TASK PROMPT >> Print the listing as it stands, omitting all images.

RAW DATA >>
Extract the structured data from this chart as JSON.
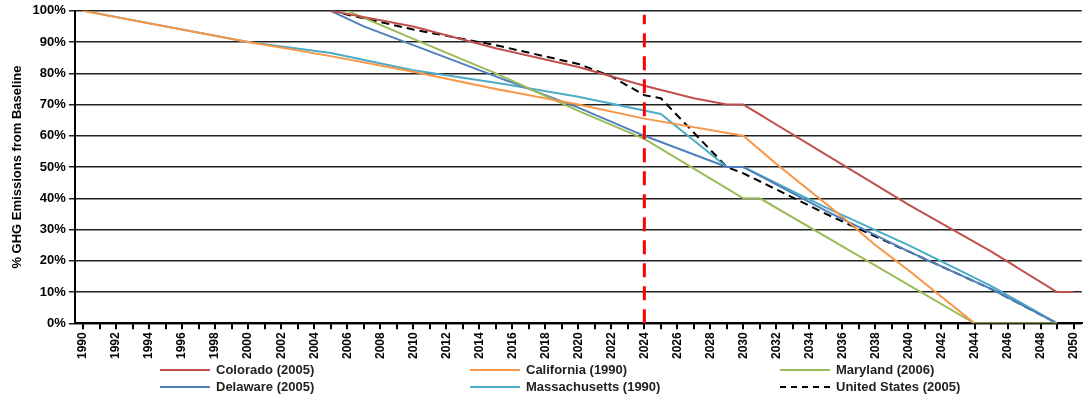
{
  "chart_data": {
    "type": "line",
    "ylabel": "% GHG Emissions from Baseline",
    "xlim": [
      1989.5,
      2050.5
    ],
    "ylim": [
      0,
      100
    ],
    "yticks": [
      {
        "value": 0,
        "label": "0%"
      },
      {
        "value": 10,
        "label": "10%"
      },
      {
        "value": 20,
        "label": "20%"
      },
      {
        "value": 30,
        "label": "30%"
      },
      {
        "value": 40,
        "label": "40%"
      },
      {
        "value": 50,
        "label": "50%"
      },
      {
        "value": 60,
        "label": "60%"
      },
      {
        "value": 70,
        "label": "70%"
      },
      {
        "value": 80,
        "label": "80%"
      },
      {
        "value": 90,
        "label": "90%"
      },
      {
        "value": 100,
        "label": "100%"
      }
    ],
    "xticks": [
      1990,
      {
        "value": 1991,
        "label": null
      },
      1992,
      {
        "value": 1993,
        "label": null
      },
      1994,
      {
        "value": 1995,
        "label": null
      },
      1996,
      {
        "value": 1997,
        "label": null
      },
      1998,
      {
        "value": 1999,
        "label": null
      },
      2000,
      {
        "value": 2001,
        "label": null
      },
      2002,
      {
        "value": 2003,
        "label": null
      },
      2004,
      {
        "value": 2005,
        "label": null
      },
      2006,
      {
        "value": 2007,
        "label": null
      },
      2008,
      {
        "value": 2009,
        "label": null
      },
      2010,
      {
        "value": 2011,
        "label": null
      },
      2012,
      {
        "value": 2013,
        "label": null
      },
      2014,
      {
        "value": 2015,
        "label": null
      },
      2016,
      {
        "value": 2017,
        "label": null
      },
      2018,
      {
        "value": 2019,
        "label": null
      },
      2020,
      {
        "value": 2021,
        "label": null
      },
      2022,
      {
        "value": 2023,
        "label": null
      },
      2024,
      {
        "value": 2025,
        "label": null
      },
      2026,
      {
        "value": 2027,
        "label": null
      },
      2028,
      {
        "value": 2029,
        "label": null
      },
      2030,
      {
        "value": 2031,
        "label": null
      },
      2032,
      {
        "value": 2033,
        "label": null
      },
      2034,
      {
        "value": 2035,
        "label": null
      },
      2036,
      {
        "value": 2037,
        "label": null
      },
      2038,
      {
        "value": 2039,
        "label": null
      },
      2040,
      {
        "value": 2041,
        "label": null
      },
      2042,
      {
        "value": 2043,
        "label": null
      },
      2044,
      {
        "value": 2045,
        "label": null
      },
      2046,
      {
        "value": 2047,
        "label": null
      },
      2048,
      {
        "value": 2049,
        "label": null
      },
      2050
    ],
    "grid": "y",
    "legend": "bottom",
    "marker": "none",
    "line_style": "solid",
    "ref_lines": [
      {
        "axis": "x",
        "value": 2024,
        "color": "#ff0000",
        "line_style": "dashed"
      }
    ],
    "series": [
      {
        "name": "Colorado (2005)",
        "color": "#c0504d",
        "x": [
          2005,
          2010,
          2015,
          2020,
          2024,
          2027,
          2029,
          2030,
          2035,
          2040,
          2045,
          2049,
          2050
        ],
        "values": [
          100,
          95,
          88,
          82,
          76,
          72,
          70,
          70,
          54,
          38,
          23,
          10,
          10
        ]
      },
      {
        "name": "California (1990)",
        "color": "#f79646",
        "x": [
          1990,
          1995,
          2000,
          2005,
          2010,
          2015,
          2020,
          2024,
          2030,
          2032,
          2036,
          2038,
          2040,
          2044
        ],
        "values": [
          100,
          95,
          90,
          85.5,
          80.5,
          75,
          70,
          65.5,
          60,
          51,
          34,
          25,
          17,
          0
        ]
      },
      {
        "name": "Maryland (2006)",
        "color": "#9bbb59",
        "x": [
          2006,
          2010,
          2015,
          2020,
          2024,
          2030,
          2031,
          2044,
          2049
        ],
        "values": [
          100,
          91,
          80,
          68,
          59,
          40,
          40,
          0,
          0
        ]
      },
      {
        "name": "Delaware (2005)",
        "color": "#4f81bd",
        "x": [
          2005,
          2007,
          2010,
          2015,
          2020,
          2024,
          2029,
          2030,
          2035,
          2040,
          2045,
          2049
        ],
        "values": [
          100,
          95,
          89,
          79,
          69,
          60,
          50,
          50,
          36,
          23,
          11,
          0
        ]
      },
      {
        "name": "Massachusetts (1990)",
        "color": "#4bacc6",
        "x": [
          1990,
          1995,
          2000,
          2005,
          2010,
          2015,
          2020,
          2025,
          2029,
          2030,
          2035,
          2040,
          2045,
          2049
        ],
        "values": [
          100,
          null,
          90,
          86.5,
          81,
          77,
          72.5,
          67,
          50,
          50,
          37,
          25,
          12,
          0
        ]
      },
      {
        "name": "United States (2005)",
        "color": "#000000",
        "line_style": "dashed",
        "x": [
          2005,
          2010,
          2015,
          2020,
          2022,
          2024,
          2025,
          2029,
          2030,
          2035,
          2040,
          2045,
          2049,
          2050
        ],
        "values": [
          100,
          94,
          89,
          83,
          79,
          73,
          72,
          50,
          48,
          35,
          23,
          11,
          0,
          0
        ]
      }
    ]
  }
}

IN RESPONSE >>
Extract the structured data from this chart as JSON.
{
  "chart_data": {
    "type": "line",
    "ylabel": "% GHG Emissions from Baseline",
    "xlim": [
      1989.5,
      2050.5
    ],
    "ylim": [
      0,
      100
    ],
    "yticks": [
      {
        "value": 0,
        "label": "0%"
      },
      {
        "value": 10,
        "label": "10%"
      },
      {
        "value": 20,
        "label": "20%"
      },
      {
        "value": 30,
        "label": "30%"
      },
      {
        "value": 40,
        "label": "40%"
      },
      {
        "value": 50,
        "label": "50%"
      },
      {
        "value": 60,
        "label": "60%"
      },
      {
        "value": 70,
        "label": "70%"
      },
      {
        "value": 80,
        "label": "80%"
      },
      {
        "value": 90,
        "label": "90%"
      },
      {
        "value": 100,
        "label": "100%"
      }
    ],
    "xticks": [
      1990,
      {
        "value": 1991,
        "label": null
      },
      1992,
      {
        "value": 1993,
        "label": null
      },
      1994,
      {
        "value": 1995,
        "label": null
      },
      1996,
      {
        "value": 1997,
        "label": null
      },
      1998,
      {
        "value": 1999,
        "label": null
      },
      2000,
      {
        "value": 2001,
        "label": null
      },
      2002,
      {
        "value": 2003,
        "label": null
      },
      2004,
      {
        "value": 2005,
        "label": null
      },
      2006,
      {
        "value": 2007,
        "label": null
      },
      2008,
      {
        "value": 2009,
        "label": null
      },
      2010,
      {
        "value": 2011,
        "label": null
      },
      2012,
      {
        "value": 2013,
        "label": null
      },
      2014,
      {
        "value": 2015,
        "label": null
      },
      2016,
      {
        "value": 2017,
        "label": null
      },
      2018,
      {
        "value": 2019,
        "label": null
      },
      2020,
      {
        "value": 2021,
        "label": null
      },
      2022,
      {
        "value": 2023,
        "label": null
      },
      2024,
      {
        "value": 2025,
        "label": null
      },
      2026,
      {
        "value": 2027,
        "label": null
      },
      2028,
      {
        "value": 2029,
        "label": null
      },
      2030,
      {
        "value": 2031,
        "label": null
      },
      2032,
      {
        "value": 2033,
        "label": null
      },
      2034,
      {
        "value": 2035,
        "label": null
      },
      2036,
      {
        "value": 2037,
        "label": null
      },
      2038,
      {
        "value": 2039,
        "label": null
      },
      2040,
      {
        "value": 2041,
        "label": null
      },
      2042,
      {
        "value": 2043,
        "label": null
      },
      2044,
      {
        "value": 2045,
        "label": null
      },
      2046,
      {
        "value": 2047,
        "label": null
      },
      2048,
      {
        "value": 2049,
        "label": null
      },
      2050
    ],
    "grid": "y",
    "legend": "bottom",
    "marker": "none",
    "line_style": "solid",
    "ref_lines": [
      {
        "axis": "x",
        "value": 2024,
        "color": "#ff0000",
        "line_style": "dashed"
      }
    ],
    "series": [
      {
        "name": "Colorado (2005)",
        "color": "#c0504d",
        "x": [
          2005,
          2010,
          2015,
          2020,
          2024,
          2027,
          2029,
          2030,
          2035,
          2040,
          2045,
          2049,
          2050
        ],
        "values": [
          100,
          95,
          88,
          82,
          76,
          72,
          70,
          70,
          54,
          38,
          23,
          10,
          10
        ]
      },
      {
        "name": "California (1990)",
        "color": "#f79646",
        "x": [
          1990,
          1995,
          2000,
          2005,
          2010,
          2015,
          2020,
          2024,
          2030,
          2032,
          2036,
          2038,
          2040,
          2044
        ],
        "values": [
          100,
          95,
          90,
          85.5,
          80.5,
          75,
          70,
          65.5,
          60,
          51,
          34,
          25,
          17,
          0
        ]
      },
      {
        "name": "Maryland (2006)",
        "color": "#9bbb59",
        "x": [
          2006,
          2010,
          2015,
          2020,
          2024,
          2030,
          2031,
          2044,
          2049
        ],
        "values": [
          100,
          91,
          80,
          68,
          59,
          40,
          40,
          0,
          0
        ]
      },
      {
        "name": "Delaware (2005)",
        "color": "#4f81bd",
        "x": [
          2005,
          2007,
          2010,
          2015,
          2020,
          2024,
          2029,
          2030,
          2035,
          2040,
          2045,
          2049
        ],
        "values": [
          100,
          95,
          89,
          79,
          69,
          60,
          50,
          50,
          36,
          23,
          11,
          0
        ]
      },
      {
        "name": "Massachusetts (1990)",
        "color": "#4bacc6",
        "x": [
          1990,
          1995,
          2000,
          2005,
          2010,
          2015,
          2020,
          2025,
          2029,
          2030,
          2035,
          2040,
          2045,
          2049
        ],
        "values": [
          100,
          null,
          90,
          86.5,
          81,
          77,
          72.5,
          67,
          50,
          50,
          37,
          25,
          12,
          0
        ]
      },
      {
        "name": "United States (2005)",
        "color": "#000000",
        "line_style": "dashed",
        "x": [
          2005,
          2010,
          2015,
          2020,
          2022,
          2024,
          2025,
          2029,
          2030,
          2035,
          2040,
          2045,
          2049,
          2050
        ],
        "values": [
          100,
          94,
          89,
          83,
          79,
          73,
          72,
          50,
          48,
          35,
          23,
          11,
          0,
          0
        ]
      }
    ]
  }
}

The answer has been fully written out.